◆ **THE REQUEST**:
Each entry that follows must be output without any deviation.

◆ **DATA SHOWN**:
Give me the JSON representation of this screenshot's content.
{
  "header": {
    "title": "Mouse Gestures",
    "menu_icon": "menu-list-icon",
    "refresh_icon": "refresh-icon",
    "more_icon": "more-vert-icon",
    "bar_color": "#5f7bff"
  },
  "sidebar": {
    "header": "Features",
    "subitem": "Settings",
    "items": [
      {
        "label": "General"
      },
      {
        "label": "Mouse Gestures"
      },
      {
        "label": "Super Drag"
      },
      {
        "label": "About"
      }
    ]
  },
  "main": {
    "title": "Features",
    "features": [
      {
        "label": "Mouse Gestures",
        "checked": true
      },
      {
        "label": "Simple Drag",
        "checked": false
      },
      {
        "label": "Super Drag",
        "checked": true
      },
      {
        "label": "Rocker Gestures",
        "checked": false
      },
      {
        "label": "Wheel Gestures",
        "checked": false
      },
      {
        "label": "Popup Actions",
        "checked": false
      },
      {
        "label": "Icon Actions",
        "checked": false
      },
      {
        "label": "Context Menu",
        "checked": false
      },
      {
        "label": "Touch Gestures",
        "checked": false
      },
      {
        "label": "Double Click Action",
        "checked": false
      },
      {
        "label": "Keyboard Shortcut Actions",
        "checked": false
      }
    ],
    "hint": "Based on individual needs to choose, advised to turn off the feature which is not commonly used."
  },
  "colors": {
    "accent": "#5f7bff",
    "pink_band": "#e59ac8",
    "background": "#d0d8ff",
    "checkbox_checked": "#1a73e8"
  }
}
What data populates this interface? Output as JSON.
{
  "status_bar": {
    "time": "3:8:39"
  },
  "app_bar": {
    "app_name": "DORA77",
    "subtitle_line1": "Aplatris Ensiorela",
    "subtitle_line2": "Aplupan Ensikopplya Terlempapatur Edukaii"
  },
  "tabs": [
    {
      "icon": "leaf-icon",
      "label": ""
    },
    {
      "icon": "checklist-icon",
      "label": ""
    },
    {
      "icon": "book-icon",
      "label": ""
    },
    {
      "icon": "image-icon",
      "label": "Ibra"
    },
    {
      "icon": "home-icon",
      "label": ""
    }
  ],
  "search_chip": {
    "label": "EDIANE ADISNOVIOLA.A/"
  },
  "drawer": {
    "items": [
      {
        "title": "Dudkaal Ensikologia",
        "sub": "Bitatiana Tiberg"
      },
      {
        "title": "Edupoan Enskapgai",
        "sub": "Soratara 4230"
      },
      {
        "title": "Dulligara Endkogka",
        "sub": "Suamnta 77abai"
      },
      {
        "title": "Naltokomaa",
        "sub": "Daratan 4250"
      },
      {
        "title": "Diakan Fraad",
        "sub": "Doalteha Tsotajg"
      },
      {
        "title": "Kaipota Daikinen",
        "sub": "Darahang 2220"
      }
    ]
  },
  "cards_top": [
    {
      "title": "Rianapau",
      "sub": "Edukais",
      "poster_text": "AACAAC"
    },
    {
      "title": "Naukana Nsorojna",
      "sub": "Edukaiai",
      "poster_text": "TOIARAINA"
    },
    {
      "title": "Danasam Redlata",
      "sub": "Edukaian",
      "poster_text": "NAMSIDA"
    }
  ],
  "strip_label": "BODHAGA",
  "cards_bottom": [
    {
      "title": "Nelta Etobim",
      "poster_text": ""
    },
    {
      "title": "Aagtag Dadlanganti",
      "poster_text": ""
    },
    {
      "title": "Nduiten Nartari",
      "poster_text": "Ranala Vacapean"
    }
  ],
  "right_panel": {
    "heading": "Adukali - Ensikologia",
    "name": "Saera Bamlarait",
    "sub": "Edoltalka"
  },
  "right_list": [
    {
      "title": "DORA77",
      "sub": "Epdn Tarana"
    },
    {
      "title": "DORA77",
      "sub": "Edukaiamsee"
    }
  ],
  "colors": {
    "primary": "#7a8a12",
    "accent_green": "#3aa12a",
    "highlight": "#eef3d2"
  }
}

◆ **THE RESPONSE**:
Give me the JSON representation of this screenshot's content.
{
  "header": {
    "title": "Mouse Gestures",
    "menu_icon": "menu-list-icon",
    "refresh_icon": "refresh-icon",
    "more_icon": "more-vert-icon",
    "bar_color": "#5f7bff"
  },
  "sidebar": {
    "header": "Features",
    "subitem": "Settings",
    "items": [
      {
        "label": "General"
      },
      {
        "label": "Mouse Gestures"
      },
      {
        "label": "Super Drag"
      },
      {
        "label": "About"
      }
    ]
  },
  "main": {
    "title": "Features",
    "features": [
      {
        "label": "Mouse Gestures",
        "checked": true
      },
      {
        "label": "Simple Drag",
        "checked": false
      },
      {
        "label": "Super Drag",
        "checked": true
      },
      {
        "label": "Rocker Gestures",
        "checked": false
      },
      {
        "label": "Wheel Gestures",
        "checked": false
      },
      {
        "label": "Popup Actions",
        "checked": false
      },
      {
        "label": "Icon Actions",
        "checked": false
      },
      {
        "label": "Context Menu",
        "checked": false
      },
      {
        "label": "Touch Gestures",
        "checked": false
      },
      {
        "label": "Double Click Action",
        "checked": false
      },
      {
        "label": "Keyboard Shortcut Actions",
        "checked": false
      }
    ],
    "hint": "Based on individual needs to choose, advised to turn off the feature which is not commonly used."
  },
  "colors": {
    "accent": "#5f7bff",
    "pink_band": "#e59ac8",
    "background": "#d0d8ff",
    "checkbox_checked": "#1a73e8"
  }
}
What data populates this interface? Output as JSON.
{
  "status_bar": {
    "time": "3:8:39"
  },
  "app_bar": {
    "app_name": "DORA77",
    "subtitle_line1": "Aplatris Ensiorela",
    "subtitle_line2": "Aplupan Ensikopplya Terlempapatur Edukaii"
  },
  "tabs": [
    {
      "icon": "leaf-icon",
      "label": ""
    },
    {
      "icon": "checklist-icon",
      "label": ""
    },
    {
      "icon": "book-icon",
      "label": ""
    },
    {
      "icon": "image-icon",
      "label": "Ibra"
    },
    {
      "icon": "home-icon",
      "label": ""
    }
  ],
  "search_chip": {
    "label": "EDIANE ADISNOVIOLA.A/"
  },
  "drawer": {
    "items": [
      {
        "title": "Dudkaal Ensikologia",
        "sub": "Bitatiana Tiberg"
      },
      {
        "title": "Edupoan Enskapgai",
        "sub": "Soratara 4230"
      },
      {
        "title": "Dulligara Endkogka",
        "sub": "Suamnta 77abai"
      },
      {
        "title": "Naltokomaa",
        "sub": "Daratan 4250"
      },
      {
        "title": "Diakan Fraad",
        "sub": "Doalteha Tsotajg"
      },
      {
        "title": "Kaipota Daikinen",
        "sub": "Darahang 2220"
      }
    ]
  },
  "cards_top": [
    {
      "title": "Rianapau",
      "sub": "Edukais",
      "poster_text": "AACAAC"
    },
    {
      "title": "Naukana Nsorojna",
      "sub": "Edukaiai",
      "poster_text": "TOIARAINA"
    },
    {
      "title": "Danasam Redlata",
      "sub": "Edukaian",
      "poster_text": "NAMSIDA"
    }
  ],
  "strip_label": "BODHAGA",
  "cards_bottom": [
    {
      "title": "Nelta Etobim",
      "poster_text": ""
    },
    {
      "title": "Aagtag Dadlanganti",
      "poster_text": ""
    },
    {
      "title": "Nduiten Nartari",
      "poster_text": "Ranala Vacapean"
    }
  ],
  "right_panel": {
    "heading": "Adukali - Ensikologia",
    "name": "Saera Bamlarait",
    "sub": "Edoltalka"
  },
  "right_list": [
    {
      "title": "DORA77",
      "sub": "Epdn Tarana"
    },
    {
      "title": "DORA77",
      "sub": "Edukaiamsee"
    }
  ],
  "colors": {
    "primary": "#7a8a12",
    "accent_green": "#3aa12a",
    "highlight": "#eef3d2"
  }
}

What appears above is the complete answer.